*Exercise requirements*. Pull each line containing "this" out of the data and copy it.

####

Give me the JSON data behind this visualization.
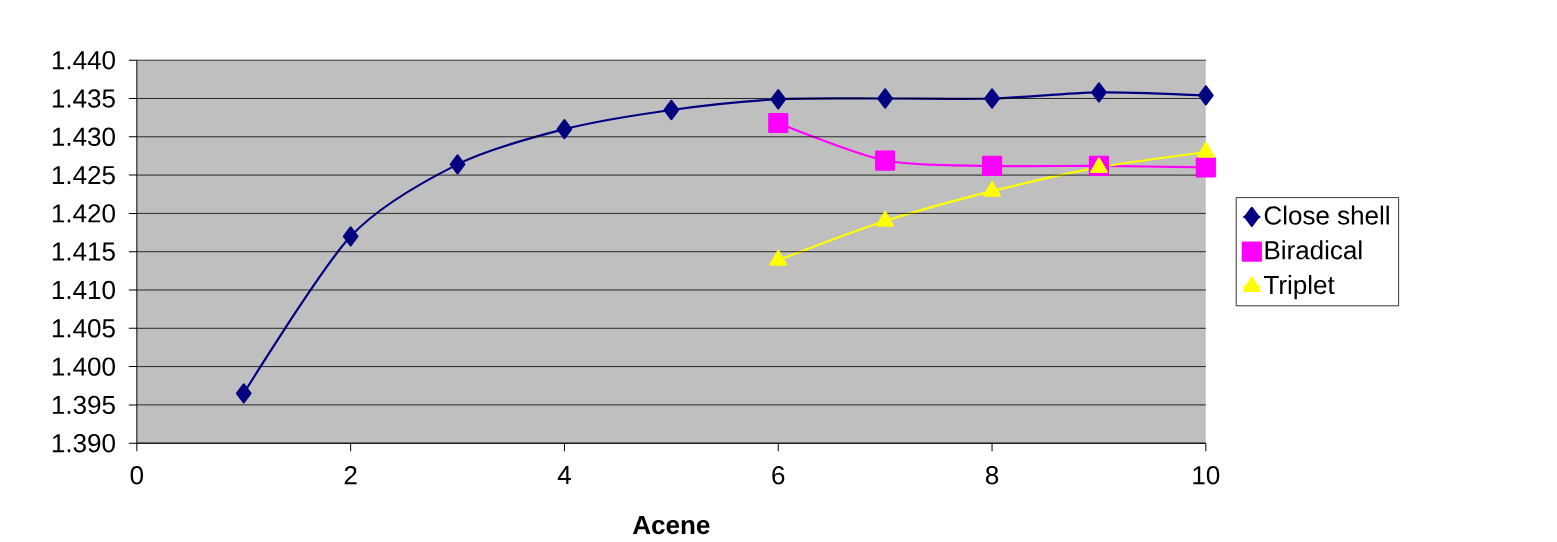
{
  "chart_data": {
    "type": "line",
    "xlabel": "Acene",
    "x": [
      1,
      2,
      3,
      4,
      5,
      6,
      7,
      8,
      9,
      10
    ],
    "series": [
      {
        "name": "Close shell",
        "color": "#000080",
        "marker": "diamond",
        "values": [
          1.3965,
          1.417,
          1.4264,
          1.431,
          1.4335,
          1.4349,
          1.435,
          1.435,
          1.4358,
          1.4354
        ]
      },
      {
        "name": "Biradical",
        "color": "#ff00ff",
        "marker": "square",
        "values": [
          null,
          null,
          null,
          null,
          null,
          1.4318,
          1.4269,
          1.4262,
          1.4262,
          1.426
        ]
      },
      {
        "name": "Triplet",
        "color": "#ffff00",
        "marker": "triangle",
        "values": [
          null,
          null,
          null,
          null,
          null,
          1.4139,
          1.419,
          1.4229,
          1.426,
          1.428
        ]
      }
    ],
    "xlim": [
      0,
      10
    ],
    "xticks": [
      0,
      2,
      4,
      6,
      8,
      10
    ],
    "ylim": [
      1.39,
      1.44
    ],
    "yticks": [
      {
        "value": 1.39,
        "label": "1.390"
      },
      {
        "value": 1.395,
        "label": "1.395"
      },
      {
        "value": 1.4,
        "label": "1.400"
      },
      {
        "value": 1.405,
        "label": "1.405"
      },
      {
        "value": 1.41,
        "label": "1.410"
      },
      {
        "value": 1.415,
        "label": "1.415"
      },
      {
        "value": 1.42,
        "label": "1.420"
      },
      {
        "value": 1.425,
        "label": "1.425"
      },
      {
        "value": 1.43,
        "label": "1.430"
      },
      {
        "value": 1.435,
        "label": "1.435"
      },
      {
        "value": 1.44,
        "label": "1.440"
      }
    ],
    "grid": "y",
    "legend": "right"
  }
}
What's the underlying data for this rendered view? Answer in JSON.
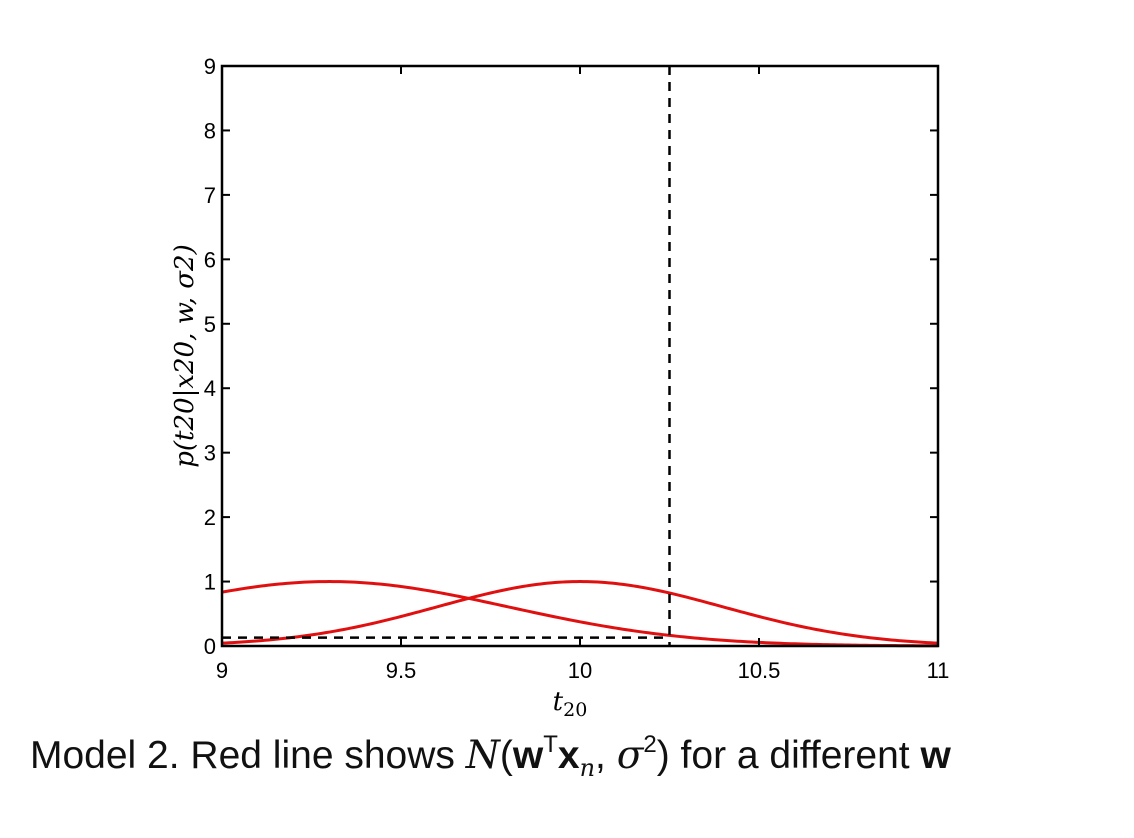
{
  "chart_data": {
    "type": "line",
    "xlabel": "t20",
    "ylabel": "p(t20|x20, w, σ2)",
    "xlim": [
      9,
      11
    ],
    "ylim": [
      0,
      9
    ],
    "xticks": [
      9,
      9.5,
      10,
      10.5,
      11
    ],
    "xtick_labels": [
      "9",
      "9.5",
      "10",
      "10.5",
      "11"
    ],
    "yticks": [
      0,
      1,
      2,
      3,
      4,
      5,
      6,
      7,
      8,
      9
    ],
    "ytick_labels": [
      "0",
      "1",
      "2",
      "3",
      "4",
      "5",
      "6",
      "7",
      "8",
      "9"
    ],
    "grid": false,
    "series": [
      {
        "color": "#e01010",
        "style": "solid",
        "mean": 10.0,
        "sigma": 0.4
      },
      {
        "color": "#e01010",
        "style": "solid",
        "mean": 9.3,
        "sigma": 0.5
      }
    ],
    "markers": {
      "vertical_line_x": 10.25,
      "horizontal_line_y": 0.13,
      "color": "#000000",
      "style": "dashed"
    }
  },
  "caption": {
    "prefix": "Model 2. Red line shows ",
    "normal_symbol": "N",
    "open_paren": "(",
    "w": "w",
    "transpose": "T",
    "x": "x",
    "sub_n": "n",
    "comma": ", ",
    "sigma": "σ",
    "sq": "2",
    "close_paren": ")",
    "suffix": " for a different ",
    "w_end": "w"
  }
}
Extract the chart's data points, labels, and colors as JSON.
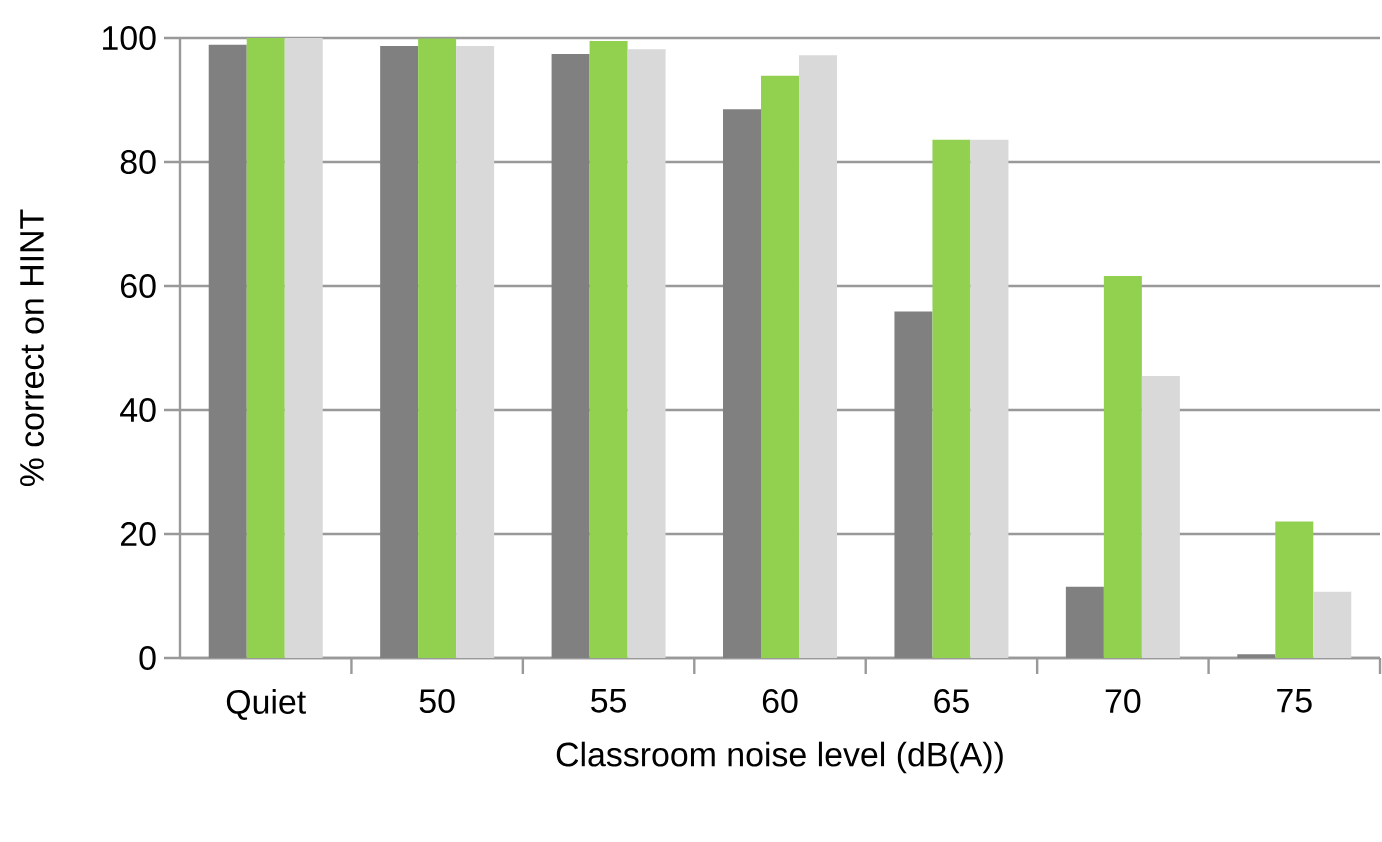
{
  "chart_data": {
    "type": "bar",
    "xlabel": "Classroom noise level (dB(A))",
    "ylabel": "% correct on HINT",
    "categories": [
      "Quiet",
      "50",
      "55",
      "60",
      "65",
      "70",
      "75"
    ],
    "series": [
      {
        "color": "#808080",
        "values": [
          98.9,
          98.7,
          97.4,
          88.5,
          55.9,
          11.5,
          0.6
        ]
      },
      {
        "color": "#92d050",
        "values": [
          100,
          99.9,
          99.5,
          93.9,
          83.6,
          61.6,
          22.0
        ]
      },
      {
        "color": "#d9d9d9",
        "values": [
          100,
          98.7,
          98.2,
          97.2,
          83.6,
          45.5,
          10.7
        ]
      }
    ],
    "ylim": [
      0,
      100
    ],
    "yticks": [
      0,
      20,
      40,
      60,
      80,
      100
    ],
    "grid": "y",
    "legend": false
  }
}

####

*Exercise output*.
Give me the JSON data behind this visualization.
What's the underlying data for this rendered view? Answer in JSON.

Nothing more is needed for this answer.